[Required work] Return, word for word, the passage of the private information handling table below starting at "I need to continue" and ending at "Identification Numbers (UIDs).".

[Excerpt provided]
==================================================

Portable

Private Information Handling Quick Reference Table

Private Information Handling Quick Reference Table

Updated 8/14/12

This table provides recommendations on the correct handling of private information at RIT.

New York State defines private information (PI) as any personal information concerning a natural person combined with one or more of the following data elements: Social Security number, driver's license number, account number, or credit or debit card number in combination with any required security code.

Digital Self Defense 103 - Information Handling fulfills the training requirement for handling RIT Private or Confidential Information.

Consult the Identity Finder End User Guide for Windows or Mac for more information.

Situation

Identity Finder Instructions (Preferred)

General Instructions (Use if Identity Finder is NOT available)

I no longer need the files containing the private information

Delete the files using the "Shred" command. This can be done from within the Identity Finder interactive scan report or by right-clicking on the file or folder and choosing "Identity Finder/Shred." If you are unable to delete the file, contact your help desk.

Delete the files securely. Use a secure file deletion utility such as Eraser. Contact your campus support organization or the RIT Information Security Office at infosec@rit.edu for recommended products.

I need to keep the files, but I don't need the private information

Sanitize the information by using the "Scrub" command. This can be done from within the Identity Finder interactive scan report. Identity Finder will replace the Private Information with x's. Note that this option is not available for all file types.

Sanitize the documents by deleting any private information such as Social Security Numbers (SSNs) or credit card numbers. Save a new copy of the sanitized document and delete the original file.

I need to continue to have a unique identifier for each individual

Sanitize the information by using the "Scrub" command. This can be done from within the Identity Finder interactive scan report. Identity Finder will replace the Private Information with x's. Open the file and replace the x's with unique identifiers not based on the SSN.

Sanitize the documents by eliminating the private information. Convert SSNs to University Identification Numbers (UIDs).

 

Situation

General Instructions for Handling Private Information

I need to keep the complete files containing the private information

Unnecessary possession of Private information should be eliminated.

  • There must be a business need to store this information and the system storing the information must meet all applicable RIT security standards (e.g., Desktop and Portable Computer Security Standard, Server Security Standard, etc.). In general, an RIT employee has a legitimate purpose for having access to the social security numbers of another individual when such number is required for:
    • tax or billing purposes
    • credit authorizations
    • background checks
    • in furtherance of submitting a federal or state governmental application that requires the transmission of an individual's social security number.

==================================================

[Information given]
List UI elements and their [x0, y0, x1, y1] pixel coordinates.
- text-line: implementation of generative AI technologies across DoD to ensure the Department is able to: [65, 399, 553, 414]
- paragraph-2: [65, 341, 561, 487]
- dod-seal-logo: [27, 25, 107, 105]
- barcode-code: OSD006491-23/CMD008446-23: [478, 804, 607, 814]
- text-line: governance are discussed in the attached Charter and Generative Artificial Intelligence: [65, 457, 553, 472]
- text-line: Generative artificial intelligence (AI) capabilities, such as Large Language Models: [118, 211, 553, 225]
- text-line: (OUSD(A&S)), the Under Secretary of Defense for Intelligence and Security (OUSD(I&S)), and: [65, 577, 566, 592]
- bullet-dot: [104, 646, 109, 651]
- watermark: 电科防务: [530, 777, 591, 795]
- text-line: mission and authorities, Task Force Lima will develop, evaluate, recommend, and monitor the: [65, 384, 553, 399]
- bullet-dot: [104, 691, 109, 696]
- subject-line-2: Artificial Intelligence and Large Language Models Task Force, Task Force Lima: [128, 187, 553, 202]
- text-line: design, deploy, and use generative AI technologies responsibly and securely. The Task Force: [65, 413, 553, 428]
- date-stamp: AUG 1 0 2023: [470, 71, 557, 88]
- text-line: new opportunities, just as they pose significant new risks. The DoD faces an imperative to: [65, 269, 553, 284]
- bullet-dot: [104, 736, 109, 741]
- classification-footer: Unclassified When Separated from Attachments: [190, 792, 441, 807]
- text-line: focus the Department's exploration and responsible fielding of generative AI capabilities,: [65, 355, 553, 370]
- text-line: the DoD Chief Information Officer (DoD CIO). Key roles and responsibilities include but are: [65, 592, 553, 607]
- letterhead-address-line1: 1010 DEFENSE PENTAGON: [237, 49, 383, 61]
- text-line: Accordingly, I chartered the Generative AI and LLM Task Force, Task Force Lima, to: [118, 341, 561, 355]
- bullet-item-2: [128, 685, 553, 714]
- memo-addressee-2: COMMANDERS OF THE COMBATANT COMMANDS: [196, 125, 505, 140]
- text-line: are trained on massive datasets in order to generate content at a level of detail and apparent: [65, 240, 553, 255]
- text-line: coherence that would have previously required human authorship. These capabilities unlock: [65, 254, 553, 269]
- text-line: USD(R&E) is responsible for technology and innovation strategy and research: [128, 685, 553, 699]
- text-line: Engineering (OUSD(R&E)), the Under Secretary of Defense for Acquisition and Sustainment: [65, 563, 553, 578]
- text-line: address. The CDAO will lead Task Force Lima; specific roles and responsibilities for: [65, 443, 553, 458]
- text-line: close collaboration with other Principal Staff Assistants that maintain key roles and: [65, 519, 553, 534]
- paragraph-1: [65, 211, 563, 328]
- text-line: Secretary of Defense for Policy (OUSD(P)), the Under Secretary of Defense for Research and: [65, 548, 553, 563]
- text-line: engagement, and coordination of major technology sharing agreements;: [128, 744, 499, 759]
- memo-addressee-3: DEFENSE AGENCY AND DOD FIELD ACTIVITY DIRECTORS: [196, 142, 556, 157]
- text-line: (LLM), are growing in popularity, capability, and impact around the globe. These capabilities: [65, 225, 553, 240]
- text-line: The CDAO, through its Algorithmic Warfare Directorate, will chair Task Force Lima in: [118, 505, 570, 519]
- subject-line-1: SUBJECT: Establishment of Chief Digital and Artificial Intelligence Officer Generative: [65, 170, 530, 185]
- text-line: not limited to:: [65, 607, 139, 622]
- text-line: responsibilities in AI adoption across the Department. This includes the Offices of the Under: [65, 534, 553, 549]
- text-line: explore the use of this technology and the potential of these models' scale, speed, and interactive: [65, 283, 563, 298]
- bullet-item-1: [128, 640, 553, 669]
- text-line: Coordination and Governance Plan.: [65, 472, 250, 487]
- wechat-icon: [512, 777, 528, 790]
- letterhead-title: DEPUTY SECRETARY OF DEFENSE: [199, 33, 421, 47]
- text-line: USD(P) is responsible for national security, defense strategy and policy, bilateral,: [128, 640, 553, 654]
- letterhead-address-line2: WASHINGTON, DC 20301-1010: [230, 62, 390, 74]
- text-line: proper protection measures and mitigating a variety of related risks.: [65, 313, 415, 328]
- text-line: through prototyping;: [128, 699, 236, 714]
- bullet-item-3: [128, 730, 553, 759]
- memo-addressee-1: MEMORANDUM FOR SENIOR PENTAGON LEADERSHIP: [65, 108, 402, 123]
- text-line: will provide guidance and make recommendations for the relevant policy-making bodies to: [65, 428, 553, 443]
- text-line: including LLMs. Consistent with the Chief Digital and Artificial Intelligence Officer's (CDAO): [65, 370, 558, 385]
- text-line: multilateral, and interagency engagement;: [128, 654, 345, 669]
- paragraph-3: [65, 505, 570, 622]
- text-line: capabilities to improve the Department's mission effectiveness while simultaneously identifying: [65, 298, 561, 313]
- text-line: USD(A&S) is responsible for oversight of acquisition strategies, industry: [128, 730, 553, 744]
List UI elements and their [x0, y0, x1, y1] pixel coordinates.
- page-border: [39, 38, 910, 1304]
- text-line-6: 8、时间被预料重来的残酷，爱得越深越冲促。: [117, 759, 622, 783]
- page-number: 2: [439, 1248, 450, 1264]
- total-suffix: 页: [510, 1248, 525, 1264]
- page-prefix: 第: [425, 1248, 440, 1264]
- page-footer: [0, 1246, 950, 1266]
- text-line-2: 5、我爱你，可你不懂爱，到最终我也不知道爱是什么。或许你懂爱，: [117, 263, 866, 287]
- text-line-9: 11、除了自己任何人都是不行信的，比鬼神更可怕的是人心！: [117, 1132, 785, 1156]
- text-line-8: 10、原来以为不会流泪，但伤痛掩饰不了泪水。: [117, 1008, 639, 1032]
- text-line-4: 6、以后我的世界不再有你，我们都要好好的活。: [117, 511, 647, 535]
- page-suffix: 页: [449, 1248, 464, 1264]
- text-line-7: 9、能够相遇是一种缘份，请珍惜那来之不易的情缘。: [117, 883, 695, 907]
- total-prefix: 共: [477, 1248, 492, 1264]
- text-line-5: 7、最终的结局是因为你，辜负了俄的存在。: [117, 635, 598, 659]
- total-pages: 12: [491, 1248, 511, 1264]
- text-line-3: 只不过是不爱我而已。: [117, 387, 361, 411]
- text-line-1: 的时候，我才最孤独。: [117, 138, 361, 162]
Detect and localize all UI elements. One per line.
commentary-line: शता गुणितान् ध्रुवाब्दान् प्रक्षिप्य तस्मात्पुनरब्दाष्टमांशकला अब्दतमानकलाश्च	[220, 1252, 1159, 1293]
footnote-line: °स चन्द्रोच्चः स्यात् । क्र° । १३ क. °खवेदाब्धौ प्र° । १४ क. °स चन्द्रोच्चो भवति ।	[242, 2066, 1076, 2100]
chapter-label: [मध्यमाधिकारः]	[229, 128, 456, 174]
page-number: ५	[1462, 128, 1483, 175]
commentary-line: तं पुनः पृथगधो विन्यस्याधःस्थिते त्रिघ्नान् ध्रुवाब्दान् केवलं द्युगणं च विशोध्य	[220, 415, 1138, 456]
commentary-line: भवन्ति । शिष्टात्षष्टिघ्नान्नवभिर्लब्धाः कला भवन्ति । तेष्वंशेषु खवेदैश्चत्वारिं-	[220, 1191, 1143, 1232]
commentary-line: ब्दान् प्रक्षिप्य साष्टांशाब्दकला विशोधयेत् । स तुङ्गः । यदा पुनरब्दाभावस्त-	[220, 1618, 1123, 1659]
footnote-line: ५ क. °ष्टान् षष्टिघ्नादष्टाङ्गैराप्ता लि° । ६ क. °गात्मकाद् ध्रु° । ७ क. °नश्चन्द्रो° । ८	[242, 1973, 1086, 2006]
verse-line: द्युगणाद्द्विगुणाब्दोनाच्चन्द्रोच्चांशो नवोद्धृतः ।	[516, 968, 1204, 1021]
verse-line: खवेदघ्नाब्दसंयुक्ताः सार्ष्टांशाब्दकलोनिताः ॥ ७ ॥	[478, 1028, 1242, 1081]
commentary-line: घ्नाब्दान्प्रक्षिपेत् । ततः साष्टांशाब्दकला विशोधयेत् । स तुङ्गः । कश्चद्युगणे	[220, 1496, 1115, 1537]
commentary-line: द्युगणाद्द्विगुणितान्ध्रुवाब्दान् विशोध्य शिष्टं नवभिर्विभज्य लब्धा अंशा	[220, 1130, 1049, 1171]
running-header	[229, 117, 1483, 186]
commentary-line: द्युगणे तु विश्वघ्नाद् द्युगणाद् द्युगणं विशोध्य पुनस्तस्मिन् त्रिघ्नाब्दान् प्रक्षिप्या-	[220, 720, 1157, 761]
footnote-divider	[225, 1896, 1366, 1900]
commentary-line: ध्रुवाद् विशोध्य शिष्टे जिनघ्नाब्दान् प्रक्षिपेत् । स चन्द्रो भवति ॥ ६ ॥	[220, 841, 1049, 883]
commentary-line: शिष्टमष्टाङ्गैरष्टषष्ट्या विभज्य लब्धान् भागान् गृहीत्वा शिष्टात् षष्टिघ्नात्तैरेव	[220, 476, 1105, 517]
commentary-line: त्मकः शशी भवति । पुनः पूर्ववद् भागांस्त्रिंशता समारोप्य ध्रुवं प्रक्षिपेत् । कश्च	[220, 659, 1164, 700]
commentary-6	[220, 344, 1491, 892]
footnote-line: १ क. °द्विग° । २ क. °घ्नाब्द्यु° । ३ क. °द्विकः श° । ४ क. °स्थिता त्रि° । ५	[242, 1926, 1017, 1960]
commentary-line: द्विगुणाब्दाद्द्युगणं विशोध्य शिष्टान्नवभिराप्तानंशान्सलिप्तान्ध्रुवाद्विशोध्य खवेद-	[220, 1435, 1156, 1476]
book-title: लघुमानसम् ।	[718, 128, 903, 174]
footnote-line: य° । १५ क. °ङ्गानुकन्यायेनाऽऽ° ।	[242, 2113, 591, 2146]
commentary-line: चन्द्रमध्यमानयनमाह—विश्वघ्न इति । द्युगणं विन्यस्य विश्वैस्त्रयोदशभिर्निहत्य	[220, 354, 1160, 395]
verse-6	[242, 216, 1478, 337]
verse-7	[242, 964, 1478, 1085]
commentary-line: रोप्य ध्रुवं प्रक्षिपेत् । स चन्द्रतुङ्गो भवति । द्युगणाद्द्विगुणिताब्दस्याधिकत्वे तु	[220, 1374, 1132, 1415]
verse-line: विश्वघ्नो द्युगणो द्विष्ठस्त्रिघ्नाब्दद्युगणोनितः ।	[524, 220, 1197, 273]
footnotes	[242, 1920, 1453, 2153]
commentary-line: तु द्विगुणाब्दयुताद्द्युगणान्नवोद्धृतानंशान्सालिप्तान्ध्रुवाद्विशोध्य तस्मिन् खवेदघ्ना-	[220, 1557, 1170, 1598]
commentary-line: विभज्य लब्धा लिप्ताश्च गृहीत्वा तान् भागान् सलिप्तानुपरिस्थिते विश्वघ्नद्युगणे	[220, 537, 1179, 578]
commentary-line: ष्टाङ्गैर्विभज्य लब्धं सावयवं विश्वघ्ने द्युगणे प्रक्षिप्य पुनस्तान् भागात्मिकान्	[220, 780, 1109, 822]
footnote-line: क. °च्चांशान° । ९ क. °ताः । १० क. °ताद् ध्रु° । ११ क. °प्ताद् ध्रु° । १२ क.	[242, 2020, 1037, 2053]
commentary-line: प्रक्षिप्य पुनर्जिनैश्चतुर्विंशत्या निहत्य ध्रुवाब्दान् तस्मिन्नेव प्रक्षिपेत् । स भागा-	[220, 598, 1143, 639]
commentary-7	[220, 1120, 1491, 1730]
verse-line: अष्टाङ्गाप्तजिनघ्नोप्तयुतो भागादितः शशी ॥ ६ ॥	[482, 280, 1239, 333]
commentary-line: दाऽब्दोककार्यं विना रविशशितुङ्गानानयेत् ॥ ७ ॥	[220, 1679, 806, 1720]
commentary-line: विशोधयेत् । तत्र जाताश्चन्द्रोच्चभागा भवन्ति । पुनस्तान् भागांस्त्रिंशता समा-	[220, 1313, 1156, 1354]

==================================================

[Answer to this task]
I need to continue to have a unique identifier for each individual

Sanitize the information by using the "Scrub" command. This can be done from within the Identity Finder interactive scan report. Identity Finder will replace the Private Information with x's. Open the file and replace the x's with unique identifiers not based on the SSN.

Sanitize the documents by eliminating the private information. Convert SSNs to University Identification Numbers (UIDs).